Filter the data below for the string "Create" and copy each matching line.

[Stored items from a collection]

◆ ◆ ◆

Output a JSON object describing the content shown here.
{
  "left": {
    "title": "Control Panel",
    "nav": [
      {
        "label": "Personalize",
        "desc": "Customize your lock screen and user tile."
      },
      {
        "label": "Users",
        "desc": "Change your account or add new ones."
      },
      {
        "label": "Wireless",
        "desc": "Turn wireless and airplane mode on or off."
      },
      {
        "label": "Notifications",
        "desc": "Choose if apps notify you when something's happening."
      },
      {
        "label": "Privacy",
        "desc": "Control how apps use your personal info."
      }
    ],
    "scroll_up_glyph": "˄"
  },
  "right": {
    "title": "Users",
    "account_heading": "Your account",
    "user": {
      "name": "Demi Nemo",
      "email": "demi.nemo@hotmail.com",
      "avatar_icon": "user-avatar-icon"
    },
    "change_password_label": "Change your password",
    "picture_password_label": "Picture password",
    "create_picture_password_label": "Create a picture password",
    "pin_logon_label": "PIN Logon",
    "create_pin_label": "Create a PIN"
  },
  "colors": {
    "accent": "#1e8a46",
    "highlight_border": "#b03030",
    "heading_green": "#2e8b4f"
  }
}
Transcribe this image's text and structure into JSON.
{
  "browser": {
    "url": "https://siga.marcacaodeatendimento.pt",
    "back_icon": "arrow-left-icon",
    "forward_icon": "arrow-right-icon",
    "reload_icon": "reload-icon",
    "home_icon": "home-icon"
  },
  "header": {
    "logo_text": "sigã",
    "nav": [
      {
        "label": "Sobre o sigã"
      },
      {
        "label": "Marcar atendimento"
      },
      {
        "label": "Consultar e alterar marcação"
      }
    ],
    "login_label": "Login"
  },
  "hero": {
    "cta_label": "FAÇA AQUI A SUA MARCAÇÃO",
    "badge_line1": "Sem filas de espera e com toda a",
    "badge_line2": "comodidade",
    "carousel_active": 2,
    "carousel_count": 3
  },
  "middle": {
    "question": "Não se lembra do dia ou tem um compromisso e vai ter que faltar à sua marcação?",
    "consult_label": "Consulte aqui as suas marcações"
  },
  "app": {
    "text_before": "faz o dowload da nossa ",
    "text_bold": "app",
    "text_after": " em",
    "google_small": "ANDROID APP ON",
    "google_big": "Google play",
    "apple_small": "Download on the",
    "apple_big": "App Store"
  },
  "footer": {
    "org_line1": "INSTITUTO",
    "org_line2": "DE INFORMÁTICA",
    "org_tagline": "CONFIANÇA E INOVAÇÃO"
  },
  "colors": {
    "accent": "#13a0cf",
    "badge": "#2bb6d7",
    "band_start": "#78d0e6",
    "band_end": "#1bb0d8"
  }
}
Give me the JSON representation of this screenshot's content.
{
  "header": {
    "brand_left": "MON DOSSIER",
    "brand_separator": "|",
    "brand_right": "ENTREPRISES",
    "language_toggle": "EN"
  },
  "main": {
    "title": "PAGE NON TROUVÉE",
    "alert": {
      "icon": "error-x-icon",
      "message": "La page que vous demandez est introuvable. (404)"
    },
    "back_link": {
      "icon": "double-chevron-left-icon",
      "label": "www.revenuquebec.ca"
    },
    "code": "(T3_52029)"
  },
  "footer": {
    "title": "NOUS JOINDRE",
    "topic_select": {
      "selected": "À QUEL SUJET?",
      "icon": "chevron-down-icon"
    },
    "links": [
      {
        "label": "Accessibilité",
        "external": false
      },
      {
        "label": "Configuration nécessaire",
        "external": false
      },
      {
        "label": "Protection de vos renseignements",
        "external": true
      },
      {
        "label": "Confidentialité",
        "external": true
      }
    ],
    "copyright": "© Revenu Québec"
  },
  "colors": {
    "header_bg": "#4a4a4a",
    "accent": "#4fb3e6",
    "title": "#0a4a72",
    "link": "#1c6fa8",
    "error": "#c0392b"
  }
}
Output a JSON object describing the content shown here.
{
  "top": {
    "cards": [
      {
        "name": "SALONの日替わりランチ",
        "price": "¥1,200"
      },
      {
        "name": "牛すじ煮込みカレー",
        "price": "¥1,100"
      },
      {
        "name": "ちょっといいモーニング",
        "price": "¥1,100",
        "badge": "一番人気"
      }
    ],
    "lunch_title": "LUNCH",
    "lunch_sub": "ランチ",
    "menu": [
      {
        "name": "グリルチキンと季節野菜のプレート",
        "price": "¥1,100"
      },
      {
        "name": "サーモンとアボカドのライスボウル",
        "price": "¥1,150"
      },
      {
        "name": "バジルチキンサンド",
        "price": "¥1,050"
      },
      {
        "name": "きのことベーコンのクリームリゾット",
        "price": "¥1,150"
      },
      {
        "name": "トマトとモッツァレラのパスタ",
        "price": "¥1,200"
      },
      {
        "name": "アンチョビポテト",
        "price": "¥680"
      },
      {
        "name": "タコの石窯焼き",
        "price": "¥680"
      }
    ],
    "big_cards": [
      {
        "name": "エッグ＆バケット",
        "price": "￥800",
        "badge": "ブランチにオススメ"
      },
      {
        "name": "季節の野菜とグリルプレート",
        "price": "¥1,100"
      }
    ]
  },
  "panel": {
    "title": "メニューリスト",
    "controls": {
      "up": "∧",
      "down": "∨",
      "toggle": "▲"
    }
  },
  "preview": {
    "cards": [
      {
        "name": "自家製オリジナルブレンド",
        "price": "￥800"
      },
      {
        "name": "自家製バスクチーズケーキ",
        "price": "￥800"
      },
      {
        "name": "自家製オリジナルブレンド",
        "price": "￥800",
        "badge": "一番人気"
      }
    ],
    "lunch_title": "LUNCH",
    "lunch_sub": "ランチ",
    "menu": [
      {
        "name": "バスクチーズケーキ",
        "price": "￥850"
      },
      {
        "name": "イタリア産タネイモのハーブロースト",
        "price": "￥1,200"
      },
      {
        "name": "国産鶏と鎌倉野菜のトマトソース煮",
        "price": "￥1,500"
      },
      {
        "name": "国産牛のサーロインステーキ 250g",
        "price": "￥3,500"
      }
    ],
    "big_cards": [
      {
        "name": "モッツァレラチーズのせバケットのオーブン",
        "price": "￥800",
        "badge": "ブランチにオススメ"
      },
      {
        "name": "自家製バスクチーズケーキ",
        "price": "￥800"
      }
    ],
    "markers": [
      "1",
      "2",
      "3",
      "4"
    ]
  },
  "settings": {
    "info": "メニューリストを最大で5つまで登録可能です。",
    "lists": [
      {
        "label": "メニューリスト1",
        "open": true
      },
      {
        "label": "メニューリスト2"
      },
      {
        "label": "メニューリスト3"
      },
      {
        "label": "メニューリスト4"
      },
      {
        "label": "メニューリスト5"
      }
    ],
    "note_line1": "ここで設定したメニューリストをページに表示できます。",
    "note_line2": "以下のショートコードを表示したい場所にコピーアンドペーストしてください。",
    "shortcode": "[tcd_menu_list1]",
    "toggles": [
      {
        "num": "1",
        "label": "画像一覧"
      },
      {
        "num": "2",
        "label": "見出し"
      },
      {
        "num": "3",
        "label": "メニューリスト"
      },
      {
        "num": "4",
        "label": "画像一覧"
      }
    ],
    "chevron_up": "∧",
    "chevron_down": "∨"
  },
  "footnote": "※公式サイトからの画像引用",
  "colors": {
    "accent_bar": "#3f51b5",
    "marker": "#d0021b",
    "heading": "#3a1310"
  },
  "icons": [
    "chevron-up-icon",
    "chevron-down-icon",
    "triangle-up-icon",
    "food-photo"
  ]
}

◆ ◆ ◆

Response below =
    "create_picture_password_label": "Create a picture password",
    "create_pin_label": "Create a PIN"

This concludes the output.